[Data entries]
● ● ●

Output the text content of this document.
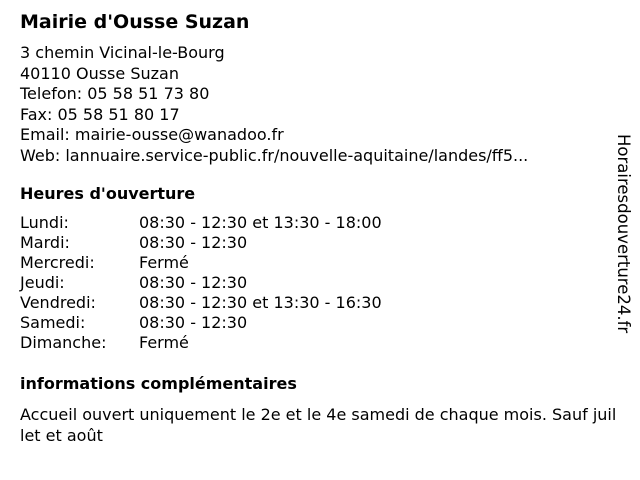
Mairie d'Ousse Suzan
3 chemin Vicinal-le-Bourg
40110 Ousse Suzan
Telefon: 05 58 51 73 80
Fax: 05 58 51 80 17
Email: mairie-ousse@wanadoo.fr
Web: lannuaire.service-public.fr/nouvelle-aquitaine/landes/ff5...
Heures d'ouverture
Lundi:	08:30 - 12:30 et 13:30 - 18:00
Mardi:	08:30 - 12:30
Mercredi:	Fermé
Jeudi:	08:30 - 12:30
Vendredi:	08:30 - 12:30 et 13:30 - 16:30
Samedi:	08:30 - 12:30
Dimanche: Fermé
informations complémentaires
Accueil ouvert uniquement le 2e et le 4e samedi de chaque mois. Sauf juillet et août
Horairesdouverture24.fr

● ● ●

* **Exercise**:
Return every line of the records exactly as given, pictures excluded.

* **Output for this exercise**:
Output the text content of this document.
Mairie d'Ousse Suzan
3 chemin Vicinal-le-Bourg
40110 Ousse Suzan
Telefon: 05 58 51 73 80
Fax: 05 58 51 80 17
Email: mairie-ousse@wanadoo.fr
Web: lannuaire.service-public.fr/nouvelle-aquitaine/landes/ff5...
Heures d'ouverture
Lundi:	08:30 - 12:30 et 13:30 - 18:00
Mardi:	08:30 - 12:30
Mercredi:	Fermé
Jeudi:	08:30 - 12:30
Vendredi:	08:30 - 12:30 et 13:30 - 16:30
Samedi:	08:30 - 12:30
Dimanche: Fermé
informations complémentaires
Accueil ouvert uniquement le 2e et le 4e samedi de chaque mois. Sauf juillet et août
Horairesdouverture24.fr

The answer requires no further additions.